[Problem description] What follows is a block of records; reproduce all of it verbatim.

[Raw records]
•••
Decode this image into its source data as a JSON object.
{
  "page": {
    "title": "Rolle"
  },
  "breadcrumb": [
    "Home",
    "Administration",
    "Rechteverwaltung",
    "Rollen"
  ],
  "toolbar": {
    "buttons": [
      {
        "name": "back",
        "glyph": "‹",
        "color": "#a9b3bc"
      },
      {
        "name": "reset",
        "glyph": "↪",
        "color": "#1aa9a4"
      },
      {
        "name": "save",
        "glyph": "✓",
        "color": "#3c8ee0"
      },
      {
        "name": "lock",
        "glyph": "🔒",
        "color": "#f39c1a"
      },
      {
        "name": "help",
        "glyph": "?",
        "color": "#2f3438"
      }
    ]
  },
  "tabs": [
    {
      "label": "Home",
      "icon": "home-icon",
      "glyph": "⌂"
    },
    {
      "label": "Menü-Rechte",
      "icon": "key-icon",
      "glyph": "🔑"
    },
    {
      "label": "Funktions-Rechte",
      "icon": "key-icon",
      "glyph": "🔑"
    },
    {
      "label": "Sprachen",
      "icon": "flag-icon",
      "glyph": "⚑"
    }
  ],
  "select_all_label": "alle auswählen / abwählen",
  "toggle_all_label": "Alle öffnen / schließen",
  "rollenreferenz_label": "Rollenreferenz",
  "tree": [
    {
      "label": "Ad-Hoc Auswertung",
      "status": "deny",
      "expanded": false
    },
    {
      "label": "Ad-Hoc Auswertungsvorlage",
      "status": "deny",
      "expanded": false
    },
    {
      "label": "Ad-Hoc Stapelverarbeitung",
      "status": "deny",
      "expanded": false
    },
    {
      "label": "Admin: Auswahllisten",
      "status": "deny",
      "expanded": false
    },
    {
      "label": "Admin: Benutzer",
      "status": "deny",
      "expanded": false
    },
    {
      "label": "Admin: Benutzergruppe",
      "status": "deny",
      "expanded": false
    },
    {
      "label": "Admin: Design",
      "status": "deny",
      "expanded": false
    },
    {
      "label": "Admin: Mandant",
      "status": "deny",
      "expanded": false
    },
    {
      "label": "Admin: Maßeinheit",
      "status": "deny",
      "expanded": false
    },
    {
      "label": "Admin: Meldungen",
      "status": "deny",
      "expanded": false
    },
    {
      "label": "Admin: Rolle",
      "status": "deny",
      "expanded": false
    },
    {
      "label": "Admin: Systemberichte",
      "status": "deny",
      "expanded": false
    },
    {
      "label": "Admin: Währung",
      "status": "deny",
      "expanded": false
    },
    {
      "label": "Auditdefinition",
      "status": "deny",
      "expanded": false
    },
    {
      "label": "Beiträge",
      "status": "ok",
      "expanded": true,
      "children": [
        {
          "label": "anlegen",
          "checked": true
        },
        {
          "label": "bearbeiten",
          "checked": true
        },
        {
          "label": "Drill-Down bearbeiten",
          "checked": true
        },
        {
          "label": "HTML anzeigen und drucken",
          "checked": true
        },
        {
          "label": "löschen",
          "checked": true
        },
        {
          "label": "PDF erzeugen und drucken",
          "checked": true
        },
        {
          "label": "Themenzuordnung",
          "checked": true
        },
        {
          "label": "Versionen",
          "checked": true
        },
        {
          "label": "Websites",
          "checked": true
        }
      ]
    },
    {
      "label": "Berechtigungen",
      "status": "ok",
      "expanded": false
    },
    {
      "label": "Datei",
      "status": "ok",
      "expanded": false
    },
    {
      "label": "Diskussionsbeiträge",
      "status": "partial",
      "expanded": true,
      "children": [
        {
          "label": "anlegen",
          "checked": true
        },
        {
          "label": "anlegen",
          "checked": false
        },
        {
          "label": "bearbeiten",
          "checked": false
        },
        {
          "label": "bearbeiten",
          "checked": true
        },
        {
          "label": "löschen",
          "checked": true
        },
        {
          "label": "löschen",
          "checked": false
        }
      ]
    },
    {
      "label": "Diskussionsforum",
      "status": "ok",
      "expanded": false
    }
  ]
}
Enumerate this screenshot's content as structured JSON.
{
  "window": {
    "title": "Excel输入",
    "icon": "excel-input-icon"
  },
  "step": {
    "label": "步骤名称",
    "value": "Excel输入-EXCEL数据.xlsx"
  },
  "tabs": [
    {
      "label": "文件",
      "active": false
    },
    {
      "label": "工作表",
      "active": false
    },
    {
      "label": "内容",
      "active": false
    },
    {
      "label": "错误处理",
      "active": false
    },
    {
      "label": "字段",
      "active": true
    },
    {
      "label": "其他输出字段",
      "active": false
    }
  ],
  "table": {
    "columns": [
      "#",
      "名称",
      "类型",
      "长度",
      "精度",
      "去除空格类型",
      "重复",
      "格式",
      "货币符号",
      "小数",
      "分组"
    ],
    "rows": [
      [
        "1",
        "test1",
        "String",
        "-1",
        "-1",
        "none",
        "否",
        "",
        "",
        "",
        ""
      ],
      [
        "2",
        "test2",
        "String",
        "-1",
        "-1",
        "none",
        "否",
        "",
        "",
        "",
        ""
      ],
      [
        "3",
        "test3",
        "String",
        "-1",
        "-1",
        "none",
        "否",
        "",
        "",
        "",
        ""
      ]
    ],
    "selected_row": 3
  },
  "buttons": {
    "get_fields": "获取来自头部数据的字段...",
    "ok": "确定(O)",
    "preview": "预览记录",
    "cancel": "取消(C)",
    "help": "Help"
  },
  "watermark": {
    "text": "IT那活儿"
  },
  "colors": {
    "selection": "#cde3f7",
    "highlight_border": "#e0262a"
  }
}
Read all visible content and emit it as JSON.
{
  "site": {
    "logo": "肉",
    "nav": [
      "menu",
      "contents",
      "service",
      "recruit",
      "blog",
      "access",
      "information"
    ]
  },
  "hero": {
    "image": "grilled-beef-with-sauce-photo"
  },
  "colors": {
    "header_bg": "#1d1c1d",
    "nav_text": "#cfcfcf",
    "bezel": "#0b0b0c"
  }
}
•••
[Right answer]
Decode this image into its source data as a JSON object.
{
  "page": {
    "title": "Rolle"
  },
  "breadcrumb": [
    "Home",
    "Administration",
    "Rechteverwaltung",
    "Rollen"
  ],
  "toolbar": {
    "buttons": [
      {
        "name": "back",
        "glyph": "‹",
        "color": "#a9b3bc"
      },
      {
        "name": "reset",
        "glyph": "↪",
        "color": "#1aa9a4"
      },
      {
        "name": "save",
        "glyph": "✓",
        "color": "#3c8ee0"
      },
      {
        "name": "lock",
        "glyph": "🔒",
        "color": "#f39c1a"
      },
      {
        "name": "help",
        "glyph": "?",
        "color": "#2f3438"
      }
    ]
  },
  "tabs": [
    {
      "label": "Home",
      "icon": "home-icon",
      "glyph": "⌂"
    },
    {
      "label": "Menü-Rechte",
      "icon": "key-icon",
      "glyph": "🔑"
    },
    {
      "label": "Funktions-Rechte",
      "icon": "key-icon",
      "glyph": "🔑"
    },
    {
      "label": "Sprachen",
      "icon": "flag-icon",
      "glyph": "⚑"
    }
  ],
  "select_all_label": "alle auswählen / abwählen",
  "toggle_all_label": "Alle öffnen / schließen",
  "rollenreferenz_label": "Rollenreferenz",
  "tree": [
    {
      "label": "Ad-Hoc Auswertung",
      "status": "deny",
      "expanded": false
    },
    {
      "label": "Ad-Hoc Auswertungsvorlage",
      "status": "deny",
      "expanded": false
    },
    {
      "label": "Ad-Hoc Stapelverarbeitung",
      "status": "deny",
      "expanded": false
    },
    {
      "label": "Admin: Auswahllisten",
      "status": "deny",
      "expanded": false
    },
    {
      "label": "Admin: Benutzer",
      "status": "deny",
      "expanded": false
    },
    {
      "label": "Admin: Benutzergruppe",
      "status": "deny",
      "expanded": false
    },
    {
      "label": "Admin: Design",
      "status": "deny",
      "expanded": false
    },
    {
      "label": "Admin: Mandant",
      "status": "deny",
      "expanded": false
    },
    {
      "label": "Admin: Maßeinheit",
      "status": "deny",
      "expanded": false
    },
    {
      "label": "Admin: Meldungen",
      "status": "deny",
      "expanded": false
    },
    {
      "label": "Admin: Rolle",
      "status": "deny",
      "expanded": false
    },
    {
      "label": "Admin: Systemberichte",
      "status": "deny",
      "expanded": false
    },
    {
      "label": "Admin: Währung",
      "status": "deny",
      "expanded": false
    },
    {
      "label": "Auditdefinition",
      "status": "deny",
      "expanded": false
    },
    {
      "label": "Beiträge",
      "status": "ok",
      "expanded": true,
      "children": [
        {
          "label": "anlegen",
          "checked": true
        },
        {
          "label": "bearbeiten",
          "checked": true
        },
        {
          "label": "Drill-Down bearbeiten",
          "checked": true
        },
        {
          "label": "HTML anzeigen und drucken",
          "checked": true
        },
        {
          "label": "löschen",
          "checked": true
        },
        {
          "label": "PDF erzeugen und drucken",
          "checked": true
        },
        {
          "label": "Themenzuordnung",
          "checked": true
        },
        {
          "label": "Versionen",
          "checked": true
        },
        {
          "label": "Websites",
          "checked": true
        }
      ]
    },
    {
      "label": "Berechtigungen",
      "status": "ok",
      "expanded": false
    },
    {
      "label": "Datei",
      "status": "ok",
      "expanded": false
    },
    {
      "label": "Diskussionsbeiträge",
      "status": "partial",
      "expanded": true,
      "children": [
        {
          "label": "anlegen",
          "checked": true
        },
        {
          "label": "anlegen",
          "checked": false
        },
        {
          "label": "bearbeiten",
          "checked": false
        },
        {
          "label": "bearbeiten",
          "checked": true
        },
        {
          "label": "löschen",
          "checked": true
        },
        {
          "label": "löschen",
          "checked": false
        }
      ]
    },
    {
      "label": "Diskussionsforum",
      "status": "ok",
      "expanded": false
    }
  ]
}
Enumerate this screenshot's content as structured JSON.
{
  "window": {
    "title": "Excel输入",
    "icon": "excel-input-icon"
  },
  "step": {
    "label": "步骤名称",
    "value": "Excel输入-EXCEL数据.xlsx"
  },
  "tabs": [
    {
      "label": "文件",
      "active": false
    },
    {
      "label": "工作表",
      "active": false
    },
    {
      "label": "内容",
      "active": false
    },
    {
      "label": "错误处理",
      "active": false
    },
    {
      "label": "字段",
      "active": true
    },
    {
      "label": "其他输出字段",
      "active": false
    }
  ],
  "table": {
    "columns": [
      "#",
      "名称",
      "类型",
      "长度",
      "精度",
      "去除空格类型",
      "重复",
      "格式",
      "货币符号",
      "小数",
      "分组"
    ],
    "rows": [
      [
        "1",
        "test1",
        "String",
        "-1",
        "-1",
        "none",
        "否",
        "",
        "",
        "",
        ""
      ],
      [
        "2",
        "test2",
        "String",
        "-1",
        "-1",
        "none",
        "否",
        "",
        "",
        "",
        ""
      ],
      [
        "3",
        "test3",
        "String",
        "-1",
        "-1",
        "none",
        "否",
        "",
        "",
        "",
        ""
      ]
    ],
    "selected_row": 3
  },
  "buttons": {
    "get_fields": "获取来自头部数据的字段...",
    "ok": "确定(O)",
    "preview": "预览记录",
    "cancel": "取消(C)",
    "help": "Help"
  },
  "watermark": {
    "text": "IT那活儿"
  },
  "colors": {
    "selection": "#cde3f7",
    "highlight_border": "#e0262a"
  }
}
Read all visible content and emit it as JSON.
{
  "site": {
    "logo": "肉",
    "nav": [
      "menu",
      "contents",
      "service",
      "recruit",
      "blog",
      "access",
      "information"
    ]
  },
  "hero": {
    "image": "grilled-beef-with-sauce-photo"
  },
  "colors": {
    "header_bg": "#1d1c1d",
    "nav_text": "#cfcfcf",
    "bezel": "#0b0b0c"
  }
}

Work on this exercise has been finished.